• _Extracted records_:
begin

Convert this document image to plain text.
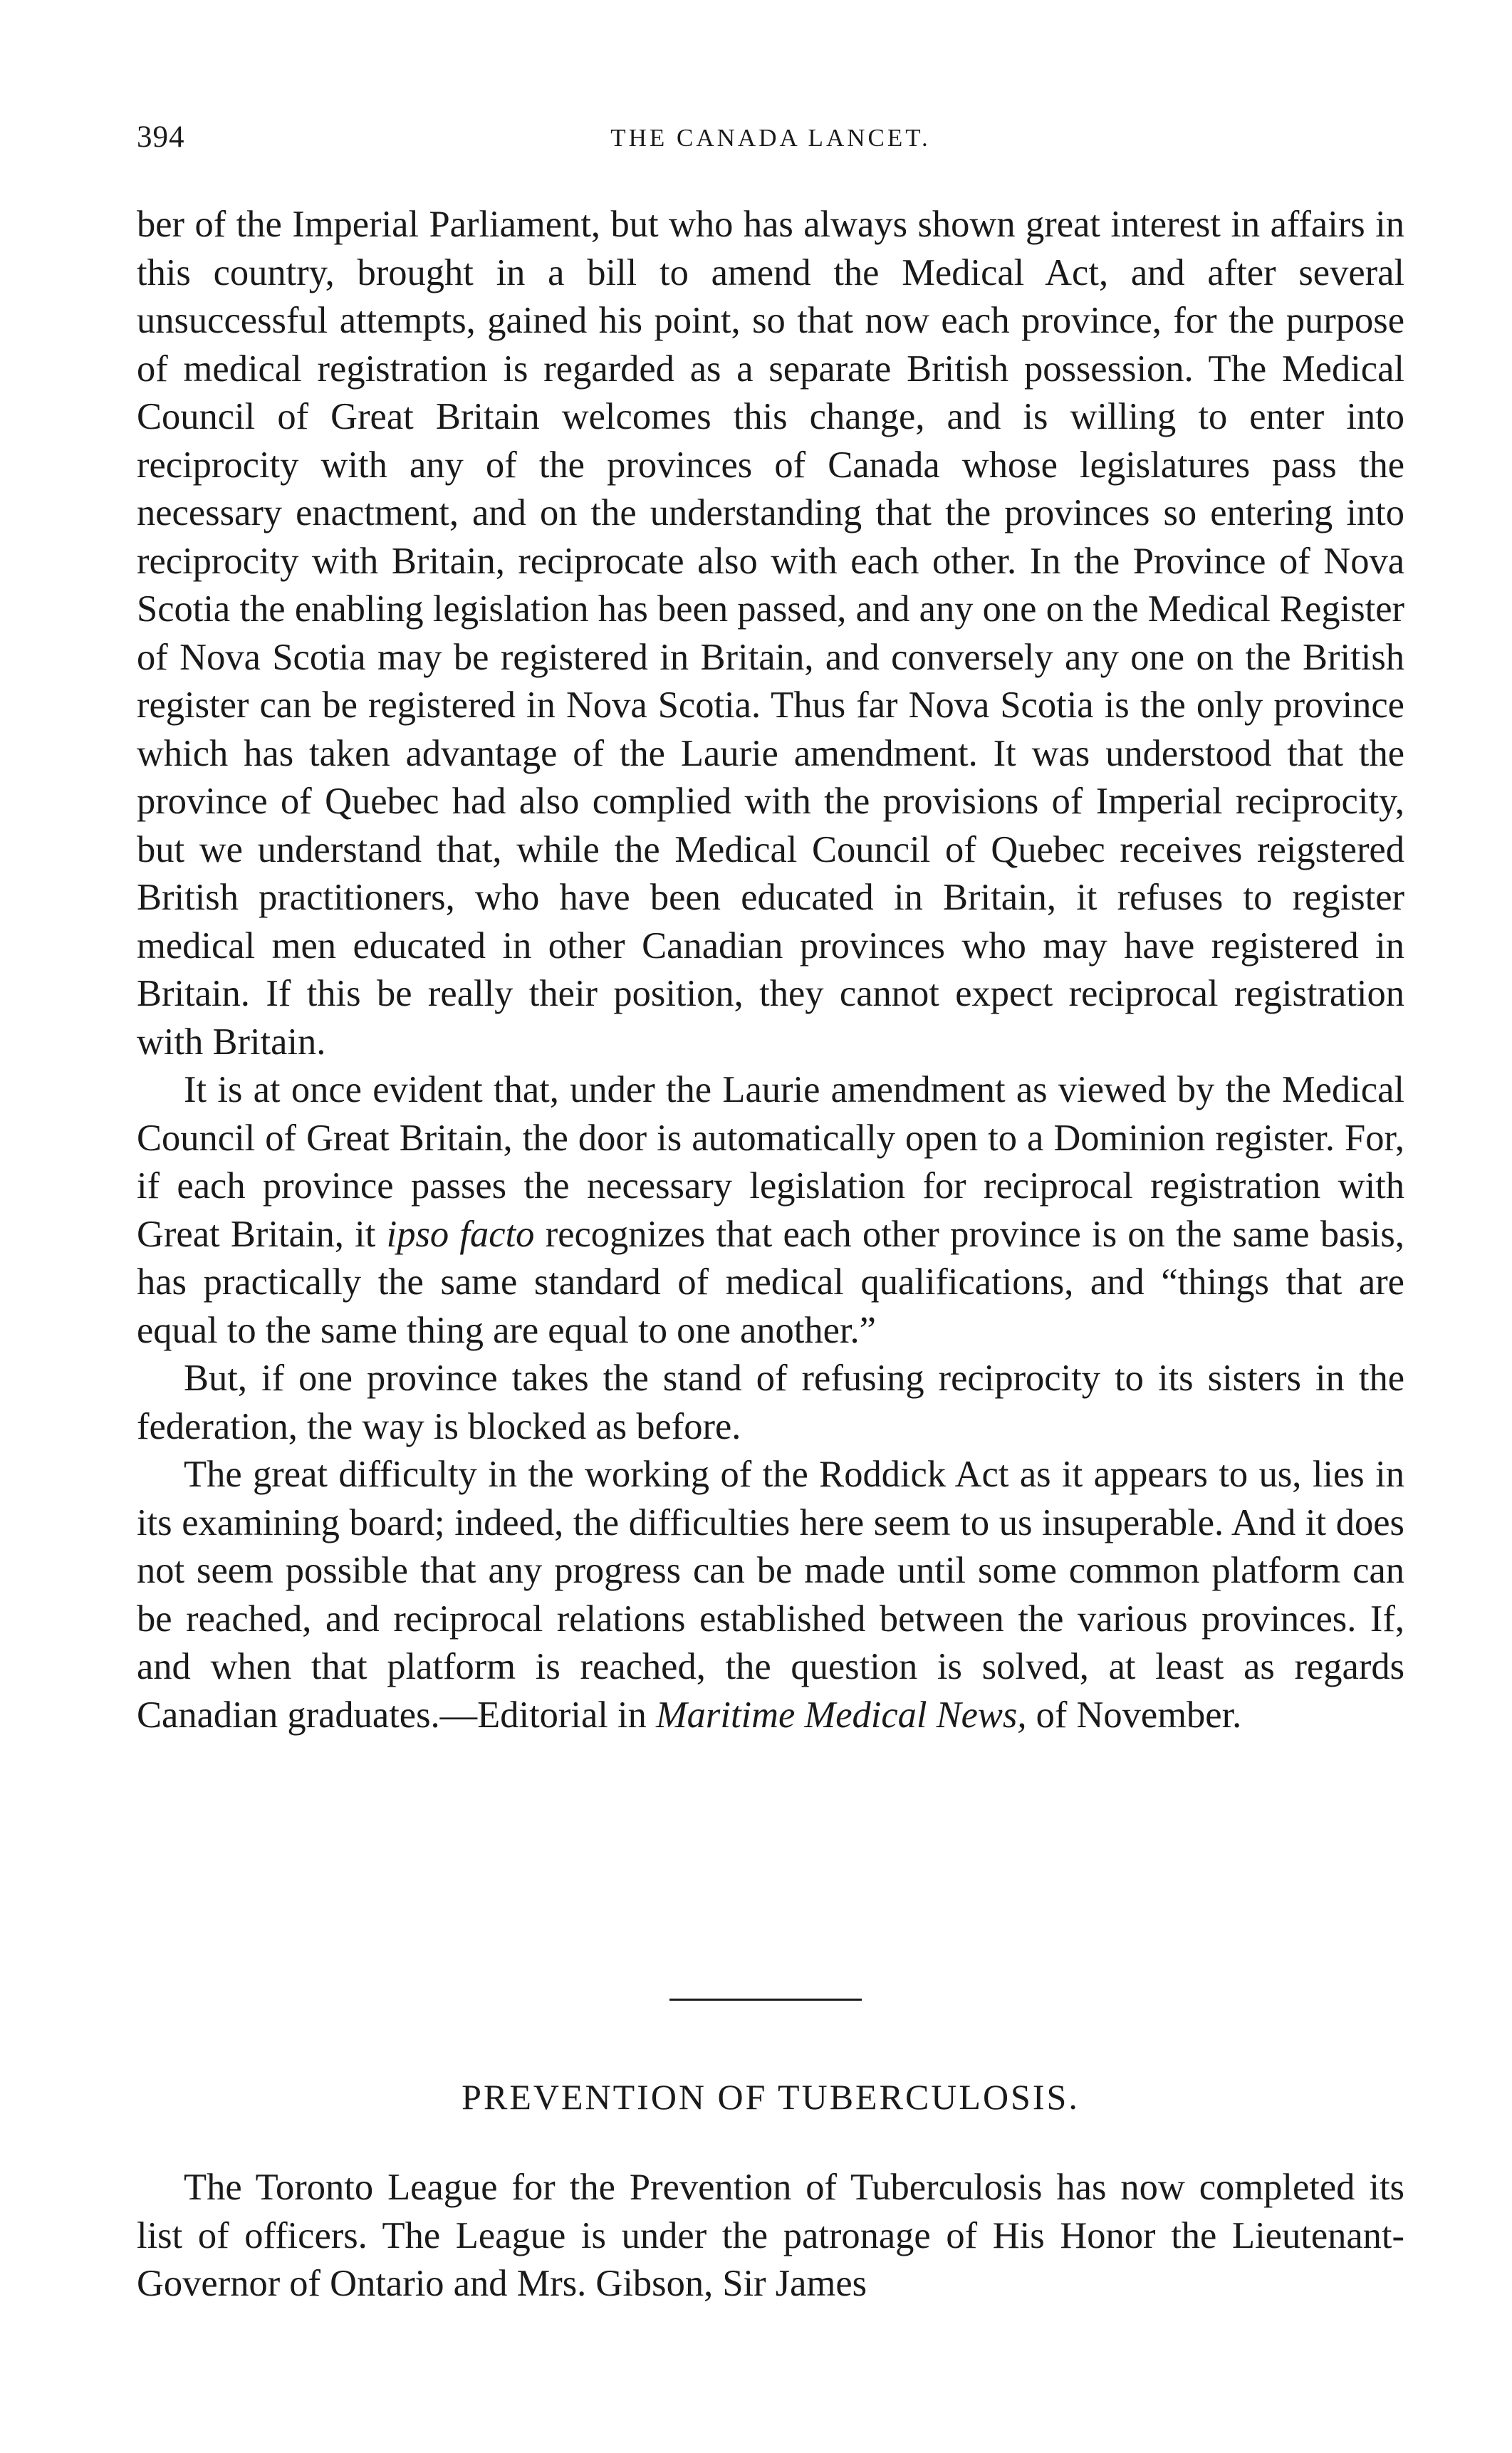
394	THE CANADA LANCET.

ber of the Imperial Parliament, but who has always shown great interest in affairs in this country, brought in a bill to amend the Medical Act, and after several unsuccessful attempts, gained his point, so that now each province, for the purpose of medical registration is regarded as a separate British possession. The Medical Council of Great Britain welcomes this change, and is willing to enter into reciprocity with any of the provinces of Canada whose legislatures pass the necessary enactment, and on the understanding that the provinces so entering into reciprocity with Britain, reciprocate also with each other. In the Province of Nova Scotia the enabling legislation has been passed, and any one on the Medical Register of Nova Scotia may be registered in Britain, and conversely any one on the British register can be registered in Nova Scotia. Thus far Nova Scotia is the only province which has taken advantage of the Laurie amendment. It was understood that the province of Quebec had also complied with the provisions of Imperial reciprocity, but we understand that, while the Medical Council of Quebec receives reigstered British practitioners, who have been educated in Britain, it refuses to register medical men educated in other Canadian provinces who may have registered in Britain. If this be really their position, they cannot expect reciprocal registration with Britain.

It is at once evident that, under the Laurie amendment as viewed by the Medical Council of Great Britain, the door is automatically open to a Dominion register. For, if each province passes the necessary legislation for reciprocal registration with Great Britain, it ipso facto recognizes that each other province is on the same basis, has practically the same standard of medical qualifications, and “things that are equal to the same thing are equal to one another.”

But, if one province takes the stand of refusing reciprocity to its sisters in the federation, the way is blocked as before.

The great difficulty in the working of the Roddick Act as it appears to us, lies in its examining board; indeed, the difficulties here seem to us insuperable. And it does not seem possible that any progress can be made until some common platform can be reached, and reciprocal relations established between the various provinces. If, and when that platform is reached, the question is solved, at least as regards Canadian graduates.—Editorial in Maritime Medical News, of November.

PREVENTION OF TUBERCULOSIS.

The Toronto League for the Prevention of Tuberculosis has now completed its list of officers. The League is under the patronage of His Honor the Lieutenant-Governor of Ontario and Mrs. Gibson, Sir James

end
begin

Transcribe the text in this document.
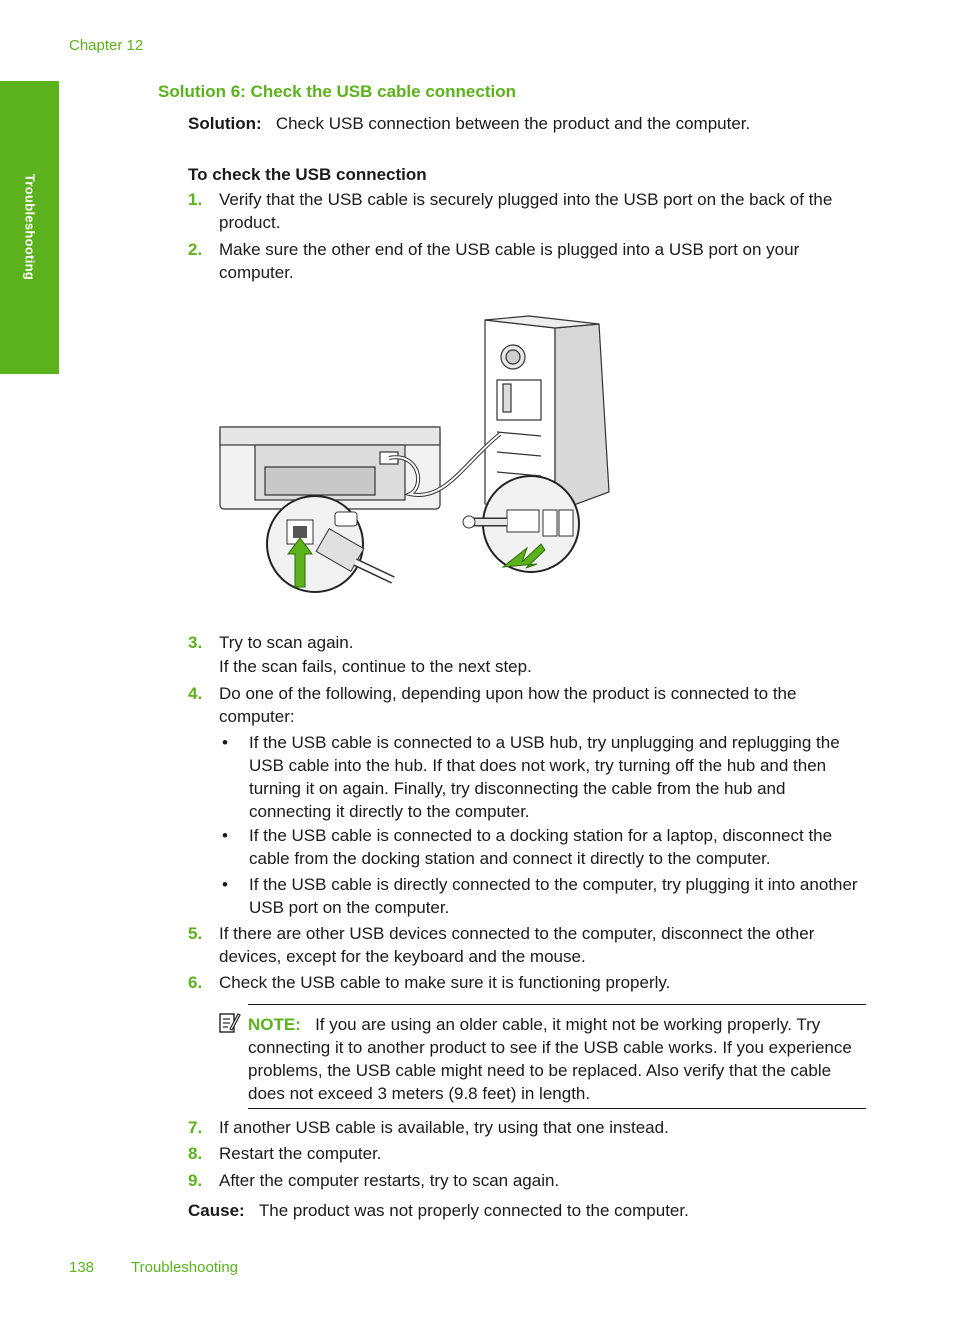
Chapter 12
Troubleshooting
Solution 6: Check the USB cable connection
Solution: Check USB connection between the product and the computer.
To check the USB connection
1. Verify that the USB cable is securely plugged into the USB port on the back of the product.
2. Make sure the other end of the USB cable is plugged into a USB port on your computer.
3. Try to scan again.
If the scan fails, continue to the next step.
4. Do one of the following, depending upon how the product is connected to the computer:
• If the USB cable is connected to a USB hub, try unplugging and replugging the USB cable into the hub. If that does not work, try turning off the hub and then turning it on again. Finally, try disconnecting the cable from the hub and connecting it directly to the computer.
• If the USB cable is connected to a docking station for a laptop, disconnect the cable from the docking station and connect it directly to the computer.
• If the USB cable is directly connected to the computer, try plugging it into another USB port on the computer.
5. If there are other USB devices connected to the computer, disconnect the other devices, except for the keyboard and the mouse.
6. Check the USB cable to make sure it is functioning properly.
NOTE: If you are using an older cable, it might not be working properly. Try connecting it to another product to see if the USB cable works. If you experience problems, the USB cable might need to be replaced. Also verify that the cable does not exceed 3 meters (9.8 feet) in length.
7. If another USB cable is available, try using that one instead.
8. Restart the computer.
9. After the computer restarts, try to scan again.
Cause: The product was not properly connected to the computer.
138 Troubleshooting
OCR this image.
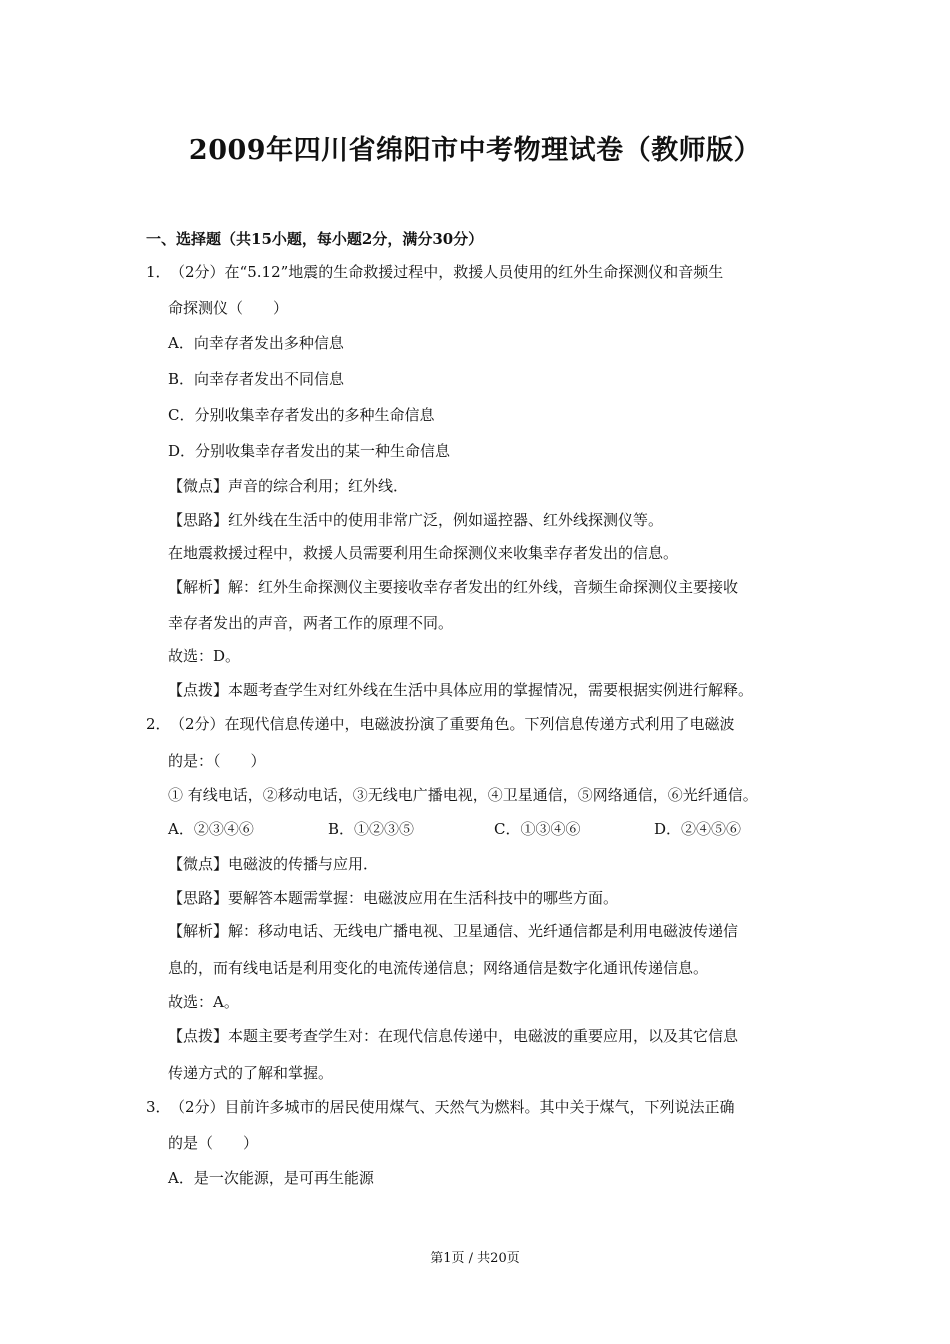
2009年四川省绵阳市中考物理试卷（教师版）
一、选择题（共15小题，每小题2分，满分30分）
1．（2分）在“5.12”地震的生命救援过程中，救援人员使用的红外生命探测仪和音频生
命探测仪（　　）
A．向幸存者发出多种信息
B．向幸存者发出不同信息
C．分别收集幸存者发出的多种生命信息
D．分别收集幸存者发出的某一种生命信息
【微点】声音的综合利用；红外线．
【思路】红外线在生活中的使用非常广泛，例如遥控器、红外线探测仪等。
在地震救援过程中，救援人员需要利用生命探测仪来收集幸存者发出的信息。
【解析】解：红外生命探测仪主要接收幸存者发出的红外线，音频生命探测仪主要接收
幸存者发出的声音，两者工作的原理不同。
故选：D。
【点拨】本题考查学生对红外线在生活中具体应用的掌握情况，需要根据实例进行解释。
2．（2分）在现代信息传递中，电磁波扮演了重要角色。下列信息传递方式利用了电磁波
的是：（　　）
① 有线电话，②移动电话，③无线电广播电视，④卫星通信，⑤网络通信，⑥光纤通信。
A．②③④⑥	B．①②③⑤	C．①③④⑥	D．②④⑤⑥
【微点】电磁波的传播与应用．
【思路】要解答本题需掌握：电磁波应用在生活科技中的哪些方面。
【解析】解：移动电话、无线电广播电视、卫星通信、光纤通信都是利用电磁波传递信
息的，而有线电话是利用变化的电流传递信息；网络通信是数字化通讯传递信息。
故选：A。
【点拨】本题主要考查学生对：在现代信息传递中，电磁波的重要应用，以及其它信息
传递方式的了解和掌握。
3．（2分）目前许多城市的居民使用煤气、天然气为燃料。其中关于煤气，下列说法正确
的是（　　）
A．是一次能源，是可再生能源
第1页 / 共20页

end

Filter the entries down to the lines containing "from". Copy each of those lines.

• _Full solution_:
• If the USB cable is connected to a USB hub, try unplugging and replugging the USB cable into the hub. If that does not work, try turning off the hub and then turning it on again. Finally, try disconnecting the cable from the hub and connecting it directly to the computer.
• If the USB cable is connected to a docking station for a laptop, disconnect the cable from the docking station and connect it directly to the computer.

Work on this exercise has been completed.